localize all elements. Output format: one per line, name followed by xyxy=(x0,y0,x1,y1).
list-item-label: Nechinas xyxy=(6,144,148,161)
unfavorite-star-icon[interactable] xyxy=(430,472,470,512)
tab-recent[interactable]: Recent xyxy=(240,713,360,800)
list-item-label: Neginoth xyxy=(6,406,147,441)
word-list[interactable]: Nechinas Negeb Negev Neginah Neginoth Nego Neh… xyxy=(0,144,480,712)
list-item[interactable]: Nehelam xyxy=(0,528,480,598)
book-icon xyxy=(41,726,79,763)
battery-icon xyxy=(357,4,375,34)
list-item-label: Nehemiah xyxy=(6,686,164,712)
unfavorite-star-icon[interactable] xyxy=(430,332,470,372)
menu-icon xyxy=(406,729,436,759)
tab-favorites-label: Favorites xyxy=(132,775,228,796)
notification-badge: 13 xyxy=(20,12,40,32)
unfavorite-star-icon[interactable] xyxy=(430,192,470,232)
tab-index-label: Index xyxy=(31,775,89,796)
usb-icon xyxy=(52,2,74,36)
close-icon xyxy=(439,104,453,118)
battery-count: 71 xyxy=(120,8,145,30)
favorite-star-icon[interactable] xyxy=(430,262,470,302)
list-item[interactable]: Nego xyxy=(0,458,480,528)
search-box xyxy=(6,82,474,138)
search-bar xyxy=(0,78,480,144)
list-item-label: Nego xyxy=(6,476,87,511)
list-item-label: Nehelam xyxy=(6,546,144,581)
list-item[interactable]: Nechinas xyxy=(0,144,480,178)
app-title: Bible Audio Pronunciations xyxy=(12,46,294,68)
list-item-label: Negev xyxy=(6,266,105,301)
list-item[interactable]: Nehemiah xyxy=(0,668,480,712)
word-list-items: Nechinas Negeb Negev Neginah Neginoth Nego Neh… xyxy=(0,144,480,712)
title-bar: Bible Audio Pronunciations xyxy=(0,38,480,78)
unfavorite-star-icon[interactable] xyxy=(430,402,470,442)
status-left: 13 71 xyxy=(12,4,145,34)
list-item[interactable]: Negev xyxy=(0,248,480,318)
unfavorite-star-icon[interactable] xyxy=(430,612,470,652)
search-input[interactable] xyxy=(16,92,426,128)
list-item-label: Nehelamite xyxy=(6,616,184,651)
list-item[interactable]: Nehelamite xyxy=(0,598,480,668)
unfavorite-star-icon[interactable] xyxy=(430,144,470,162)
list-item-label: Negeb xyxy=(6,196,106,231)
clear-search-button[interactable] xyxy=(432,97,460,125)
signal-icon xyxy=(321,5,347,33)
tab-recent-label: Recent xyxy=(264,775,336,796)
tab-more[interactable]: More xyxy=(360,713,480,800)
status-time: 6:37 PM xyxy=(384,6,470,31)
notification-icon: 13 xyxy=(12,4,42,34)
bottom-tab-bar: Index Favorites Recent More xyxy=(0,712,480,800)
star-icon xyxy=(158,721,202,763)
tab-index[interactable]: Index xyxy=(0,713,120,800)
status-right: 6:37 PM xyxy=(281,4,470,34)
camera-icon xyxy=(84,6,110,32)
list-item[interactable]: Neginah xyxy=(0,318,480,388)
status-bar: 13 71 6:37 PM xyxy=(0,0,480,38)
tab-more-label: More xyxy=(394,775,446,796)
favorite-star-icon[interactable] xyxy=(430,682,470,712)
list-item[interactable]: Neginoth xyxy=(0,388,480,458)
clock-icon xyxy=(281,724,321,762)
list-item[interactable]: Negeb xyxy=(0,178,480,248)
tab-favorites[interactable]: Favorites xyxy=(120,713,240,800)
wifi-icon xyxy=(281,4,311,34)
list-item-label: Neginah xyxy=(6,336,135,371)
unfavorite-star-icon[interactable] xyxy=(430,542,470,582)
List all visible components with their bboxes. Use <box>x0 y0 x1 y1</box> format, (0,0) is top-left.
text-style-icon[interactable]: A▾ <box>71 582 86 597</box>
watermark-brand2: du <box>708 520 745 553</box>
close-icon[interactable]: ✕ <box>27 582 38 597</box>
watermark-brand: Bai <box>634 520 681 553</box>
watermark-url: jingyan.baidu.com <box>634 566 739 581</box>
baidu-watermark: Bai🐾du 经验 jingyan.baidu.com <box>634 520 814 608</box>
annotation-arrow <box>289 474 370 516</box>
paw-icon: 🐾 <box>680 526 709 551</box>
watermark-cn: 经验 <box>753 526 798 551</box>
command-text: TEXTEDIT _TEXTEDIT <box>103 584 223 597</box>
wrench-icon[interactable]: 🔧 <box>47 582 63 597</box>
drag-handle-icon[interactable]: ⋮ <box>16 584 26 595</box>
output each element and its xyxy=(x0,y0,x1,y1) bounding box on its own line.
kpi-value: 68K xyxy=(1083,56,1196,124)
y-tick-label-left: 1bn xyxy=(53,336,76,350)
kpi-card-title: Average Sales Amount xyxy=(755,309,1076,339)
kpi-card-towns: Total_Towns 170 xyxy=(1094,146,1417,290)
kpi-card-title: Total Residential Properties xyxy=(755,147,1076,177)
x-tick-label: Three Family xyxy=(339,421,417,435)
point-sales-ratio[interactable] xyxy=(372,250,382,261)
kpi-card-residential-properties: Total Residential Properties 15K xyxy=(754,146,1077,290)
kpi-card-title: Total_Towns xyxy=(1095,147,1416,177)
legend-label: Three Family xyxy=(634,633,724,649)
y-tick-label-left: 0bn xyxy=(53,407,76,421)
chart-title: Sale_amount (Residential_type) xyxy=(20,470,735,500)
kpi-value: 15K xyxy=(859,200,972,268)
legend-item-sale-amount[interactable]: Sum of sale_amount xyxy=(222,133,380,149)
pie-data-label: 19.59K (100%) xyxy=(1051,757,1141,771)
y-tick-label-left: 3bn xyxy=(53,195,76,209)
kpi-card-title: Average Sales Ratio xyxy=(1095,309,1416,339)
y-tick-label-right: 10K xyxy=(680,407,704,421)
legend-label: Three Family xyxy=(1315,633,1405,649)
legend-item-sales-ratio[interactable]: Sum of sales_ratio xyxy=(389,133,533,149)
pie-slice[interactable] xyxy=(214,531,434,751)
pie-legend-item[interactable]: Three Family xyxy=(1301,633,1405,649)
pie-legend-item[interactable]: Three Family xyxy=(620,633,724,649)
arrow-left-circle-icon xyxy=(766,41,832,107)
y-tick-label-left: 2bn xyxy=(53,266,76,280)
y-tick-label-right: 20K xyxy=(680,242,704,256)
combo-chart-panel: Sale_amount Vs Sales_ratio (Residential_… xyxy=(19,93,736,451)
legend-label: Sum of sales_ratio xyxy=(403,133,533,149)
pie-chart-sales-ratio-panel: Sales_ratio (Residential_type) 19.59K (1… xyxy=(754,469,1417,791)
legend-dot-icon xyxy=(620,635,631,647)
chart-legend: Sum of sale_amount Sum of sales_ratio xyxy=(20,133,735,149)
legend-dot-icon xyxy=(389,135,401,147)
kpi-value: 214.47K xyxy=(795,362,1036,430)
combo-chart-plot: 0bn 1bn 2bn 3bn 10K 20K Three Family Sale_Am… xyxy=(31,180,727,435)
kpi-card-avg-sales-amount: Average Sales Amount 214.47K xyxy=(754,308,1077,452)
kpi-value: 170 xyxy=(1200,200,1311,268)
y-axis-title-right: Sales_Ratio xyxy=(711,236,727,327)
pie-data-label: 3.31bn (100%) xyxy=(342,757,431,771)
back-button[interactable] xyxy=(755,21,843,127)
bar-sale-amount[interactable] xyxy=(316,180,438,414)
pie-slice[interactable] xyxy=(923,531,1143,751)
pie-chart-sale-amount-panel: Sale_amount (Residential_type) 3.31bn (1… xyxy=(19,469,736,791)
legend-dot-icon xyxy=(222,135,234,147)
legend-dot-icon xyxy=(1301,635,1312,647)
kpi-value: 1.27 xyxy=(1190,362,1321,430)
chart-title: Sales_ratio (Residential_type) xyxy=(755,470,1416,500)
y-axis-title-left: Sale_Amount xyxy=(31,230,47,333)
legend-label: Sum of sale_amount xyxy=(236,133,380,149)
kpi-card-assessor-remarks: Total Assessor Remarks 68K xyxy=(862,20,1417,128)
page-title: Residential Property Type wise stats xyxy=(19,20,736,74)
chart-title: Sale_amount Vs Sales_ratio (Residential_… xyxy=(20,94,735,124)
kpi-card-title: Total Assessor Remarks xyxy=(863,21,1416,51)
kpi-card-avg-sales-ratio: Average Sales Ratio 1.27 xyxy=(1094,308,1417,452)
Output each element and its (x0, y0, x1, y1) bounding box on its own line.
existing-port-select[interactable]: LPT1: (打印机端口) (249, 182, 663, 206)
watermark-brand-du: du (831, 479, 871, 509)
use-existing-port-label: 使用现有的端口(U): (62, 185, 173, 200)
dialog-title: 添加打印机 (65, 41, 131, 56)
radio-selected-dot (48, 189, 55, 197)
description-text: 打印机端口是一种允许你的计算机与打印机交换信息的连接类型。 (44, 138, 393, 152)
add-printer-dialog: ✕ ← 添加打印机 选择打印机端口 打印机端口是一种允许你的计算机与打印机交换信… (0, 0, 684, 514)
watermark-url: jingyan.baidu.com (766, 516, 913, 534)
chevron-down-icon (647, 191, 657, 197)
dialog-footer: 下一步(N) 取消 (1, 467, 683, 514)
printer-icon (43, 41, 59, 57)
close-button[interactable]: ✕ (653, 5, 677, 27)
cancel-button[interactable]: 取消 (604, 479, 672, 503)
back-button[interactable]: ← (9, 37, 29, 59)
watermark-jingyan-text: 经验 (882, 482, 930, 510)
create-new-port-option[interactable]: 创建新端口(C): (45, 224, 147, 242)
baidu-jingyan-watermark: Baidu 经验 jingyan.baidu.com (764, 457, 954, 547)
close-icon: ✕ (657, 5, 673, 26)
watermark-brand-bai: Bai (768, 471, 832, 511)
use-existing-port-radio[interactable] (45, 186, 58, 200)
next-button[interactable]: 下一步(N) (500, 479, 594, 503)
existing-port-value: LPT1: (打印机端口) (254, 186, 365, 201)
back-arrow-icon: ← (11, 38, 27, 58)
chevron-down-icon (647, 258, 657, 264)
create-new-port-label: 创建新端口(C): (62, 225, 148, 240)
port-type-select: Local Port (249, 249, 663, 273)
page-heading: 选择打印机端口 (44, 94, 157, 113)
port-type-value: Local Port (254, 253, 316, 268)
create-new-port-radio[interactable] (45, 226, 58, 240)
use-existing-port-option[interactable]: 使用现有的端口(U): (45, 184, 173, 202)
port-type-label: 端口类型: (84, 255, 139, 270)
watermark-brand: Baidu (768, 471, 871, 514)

○ ○ ○ ○

### TASK DESCRIPTION
Repeat the records word for word, beginning with their first line and stopping after the line that contains "battery-icon xyxy=(357,4,375,34)".

### WRITTEN RESPONSE
localize all elements. Output format: one per line, name followed by xyxy=(x0,y0,x1,y1).
list-item-label: Nechinas xyxy=(6,144,148,161)
unfavorite-star-icon[interactable] xyxy=(430,472,470,512)
tab-recent[interactable]: Recent xyxy=(240,713,360,800)
list-item-label: Neginoth xyxy=(6,406,147,441)
word-list[interactable]: Nechinas Negeb Negev Neginah Neginoth Nego Neh… xyxy=(0,144,480,712)
list-item[interactable]: Nehelam xyxy=(0,528,480,598)
book-icon xyxy=(41,726,79,763)
battery-icon xyxy=(357,4,375,34)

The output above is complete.